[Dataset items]
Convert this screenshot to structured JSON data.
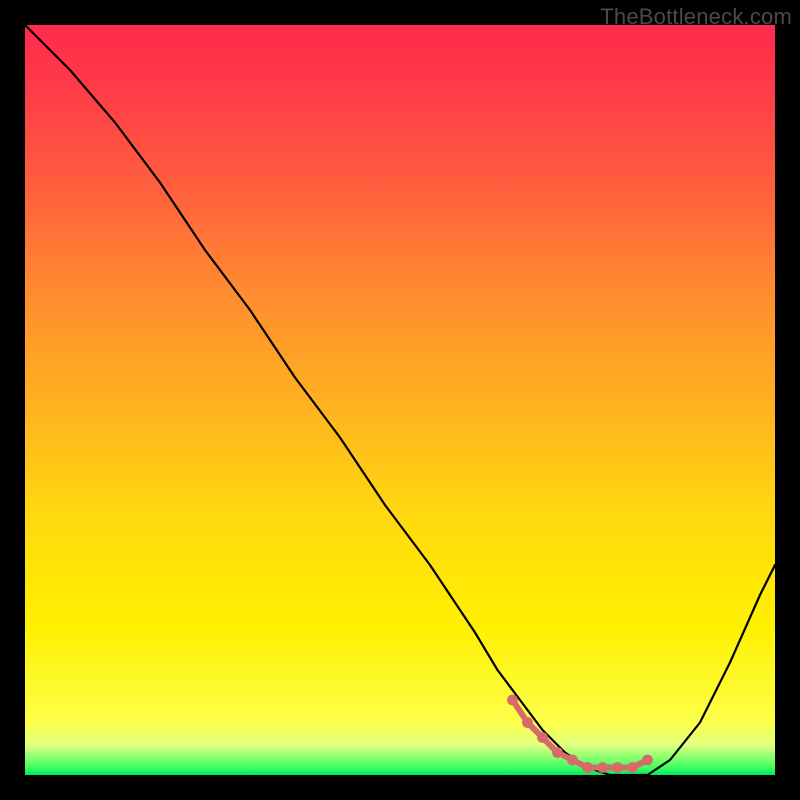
{
  "watermark": "TheBottleneck.com",
  "chart_data": {
    "type": "line",
    "title": "",
    "xlabel": "",
    "ylabel": "",
    "xlim": [
      0,
      100
    ],
    "ylim": [
      0,
      100
    ],
    "series": [
      {
        "name": "curve",
        "x": [
          0,
          6,
          12,
          18,
          24,
          30,
          36,
          42,
          48,
          54,
          60,
          63,
          66,
          69,
          72,
          75,
          78,
          81,
          83,
          86,
          90,
          94,
          98,
          100
        ],
        "values": [
          100,
          94,
          87,
          79,
          70,
          62,
          53,
          45,
          36,
          28,
          19,
          14,
          10,
          6,
          3,
          1,
          0,
          0,
          0,
          2,
          7,
          15,
          24,
          28
        ]
      }
    ],
    "highlight": {
      "name": "flat-segment-dots",
      "x": [
        65,
        67,
        69,
        71,
        73,
        75,
        77,
        79,
        81,
        83
      ],
      "values": [
        10,
        7,
        5,
        3,
        2,
        1,
        1,
        1,
        1,
        2
      ],
      "color": "#d86a6a"
    }
  }
}
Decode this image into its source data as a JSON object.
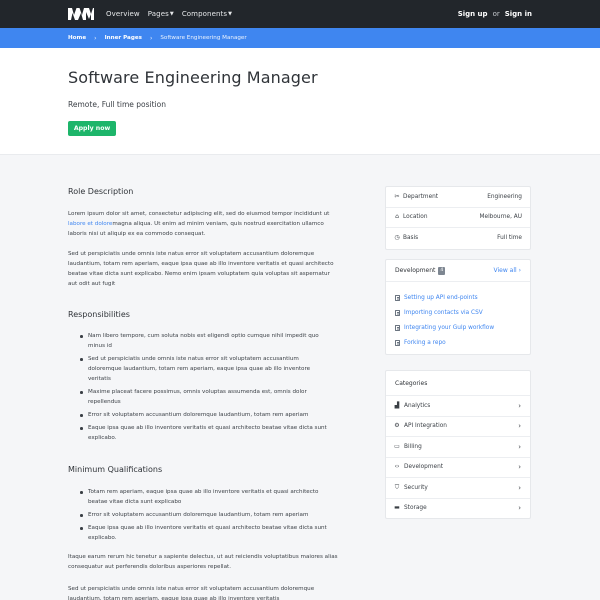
{
  "nav": {
    "links": [
      "Overview",
      "Pages",
      "Components"
    ],
    "sign_up": "Sign up",
    "or": "or",
    "sign_in": "Sign in"
  },
  "breadcrumb": {
    "home": "Home",
    "inner": "Inner Pages",
    "current": "Software Engineering Manager"
  },
  "hero": {
    "title": "Software Engineering Manager",
    "subtitle": "Remote, Full time position",
    "apply": "Apply now"
  },
  "role": {
    "heading": "Role Description",
    "p1_a": "Lorem ipsum dolor sit amet, consectetur adipiscing elit, sed do eiusmod tempor incididunt ut ",
    "p1_link": "labore et dolore",
    "p1_b": "magna aliqua. Ut enim ad minim veniam, quis nostrud exercitation ullamco laboris nisi ut aliquip ex ea commodo consequat.",
    "p2": "Sed ut perspiciatis unde omnis iste natus error sit voluptatem accusantium doloremque laudantium, totam rem aperiam, eaque ipsa quae ab illo inventore veritatis et quasi architecto beatae vitae dicta sunt explicabo. Nemo enim ipsam voluptatem quia voluptas sit aspernatur aut odit aut fugit"
  },
  "responsibilities": {
    "heading": "Responsibilities",
    "items": [
      "Nam libero tempore, cum soluta nobis est eligendi optio cumque nihil impedit quo minus id",
      "Sed ut perspiciatis unde omnis iste natus error sit voluptatem accusantium doloremque laudantium, totam rem aperiam, eaque ipsa quae ab illo inventore veritatis",
      "Maxime placeat facere possimus, omnis voluptas assumenda est, omnis dolor repellendus",
      "Error sit voluptatem accusantium doloremque laudantium, totam rem aperiam",
      "Eaque ipsa quae ab illo inventore veritatis et quasi architecto beatae vitae dicta sunt explicabo."
    ]
  },
  "qualifications": {
    "heading": "Minimum Qualifications",
    "items": [
      "Totam rem aperiam, eaque ipsa quae ab illo inventore veritatis et quasi architecto beatae vitae dicta sunt explicabo",
      "Error sit voluptatem accusantium doloremque laudantium, totam rem aperiam",
      "Eaque ipsa quae ab illo inventore veritatis et quasi architecto beatae vitae dicta sunt explicabo."
    ],
    "p1": "Itaque earum rerum hic tenetur a sapiente delectus, ut aut reiciendis voluptatibus maiores alias consequatur aut perferendis doloribus asperiores repellat.",
    "p2": "Sed ut perspiciatis unde omnis iste natus error sit voluptatem accusantium doloremque laudantium, totam rem aperiam, eaque ipsa quae ab illo inventore veritatis"
  },
  "details": {
    "department_label": "Department",
    "department_value": "Engineering",
    "location_label": "Location",
    "location_value": "Melbourne, AU",
    "basis_label": "Basis",
    "basis_value": "Full time"
  },
  "development": {
    "title": "Development",
    "count": "4",
    "view_all": "View all",
    "items": [
      "Setting up API end-points",
      "Importing contacts via CSV",
      "Integrating your Gulp workflow",
      "Forking a repo"
    ]
  },
  "categories": {
    "title": "Categories",
    "items": [
      "Analytics",
      "API Integration",
      "Billing",
      "Development",
      "Security",
      "Storage"
    ]
  },
  "colors": {
    "accent": "#3f86f0",
    "apply": "#1db56a",
    "nav": "#22262b"
  }
}
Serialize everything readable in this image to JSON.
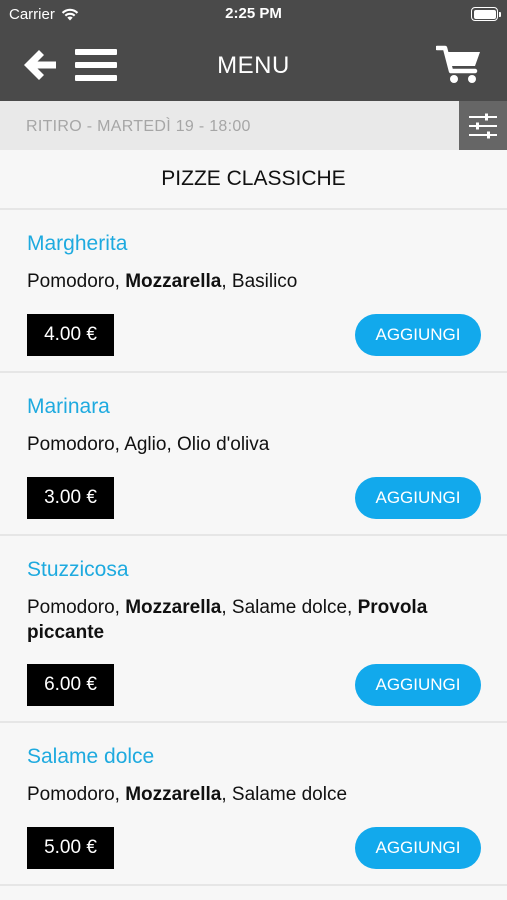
{
  "status_bar": {
    "carrier": "Carrier",
    "time": "2:25 PM"
  },
  "nav": {
    "title": "MENU",
    "back_icon": "arrow-left-icon",
    "menu_icon": "hamburger-icon",
    "cart_icon": "cart-icon"
  },
  "pickup": {
    "text": "RITIRO - MARTEDÌ 19 - 18:00",
    "filter_icon": "sliders-icon"
  },
  "section": {
    "title": "PIZZE CLASSICHE"
  },
  "colors": {
    "header": "#4a4a4a",
    "accent": "#1eaadf",
    "button": "#12a9ec",
    "price_bg": "#000000"
  },
  "items": [
    {
      "name": "Margherita",
      "ingredients": [
        {
          "text": "Pomodoro",
          "bold": false
        },
        {
          "text": "Mozzarella",
          "bold": true
        },
        {
          "text": "Basilico",
          "bold": false
        }
      ],
      "price": "4.00 €",
      "add_label": "AGGIUNGI"
    },
    {
      "name": "Marinara",
      "ingredients": [
        {
          "text": "Pomodoro",
          "bold": false
        },
        {
          "text": "Aglio",
          "bold": false
        },
        {
          "text": "Olio d'oliva",
          "bold": false
        }
      ],
      "price": "3.00 €",
      "add_label": "AGGIUNGI"
    },
    {
      "name": "Stuzzicosa",
      "ingredients": [
        {
          "text": "Pomodoro",
          "bold": false
        },
        {
          "text": "Mozzarella",
          "bold": true
        },
        {
          "text": "Salame dolce",
          "bold": false
        },
        {
          "text": "Provola piccante",
          "bold": true
        }
      ],
      "price": "6.00 €",
      "add_label": "AGGIUNGI"
    },
    {
      "name": "Salame dolce",
      "ingredients": [
        {
          "text": "Pomodoro",
          "bold": false
        },
        {
          "text": "Mozzarella",
          "bold": true
        },
        {
          "text": "Salame dolce",
          "bold": false
        }
      ],
      "price": "5.00 €",
      "add_label": "AGGIUNGI"
    }
  ]
}
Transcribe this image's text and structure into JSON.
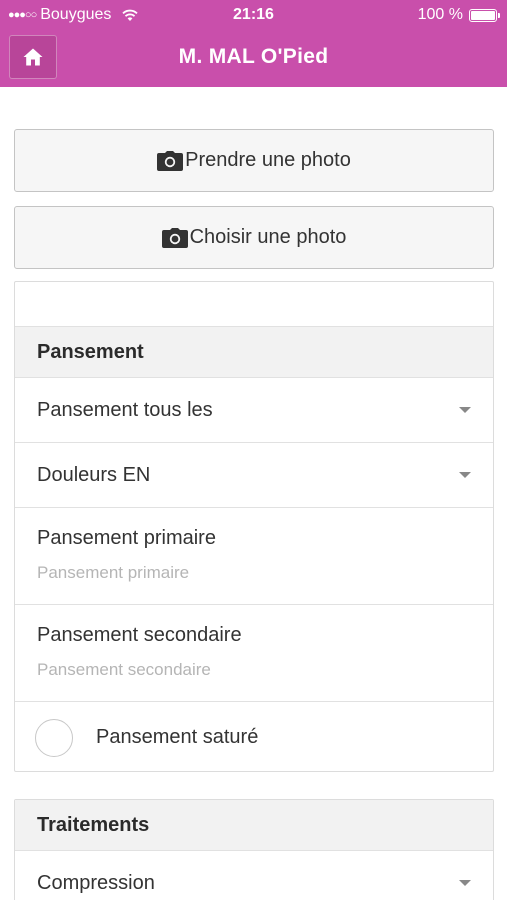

EXERCISE OBJECTIVE:
Using the listing above, pull out all lines that hold the word "voluptas".

EXERCISE RESULT:
    "p2": "Sed ut perspiciatis unde omnis iste natus error sit voluptatem accusantium doloremque laudantium, totam rem aperiam, eaque ipsa quae ab illo inventore veritatis et quasi architecto beatae vitae dicta sunt explicabo. Nemo enim ipsam voluptatem quia voluptas sit aspernatur aut odit aut fugit"
      "Maxime placeat facere possimus, omnis voluptas assumenda est, omnis dolor repellendus",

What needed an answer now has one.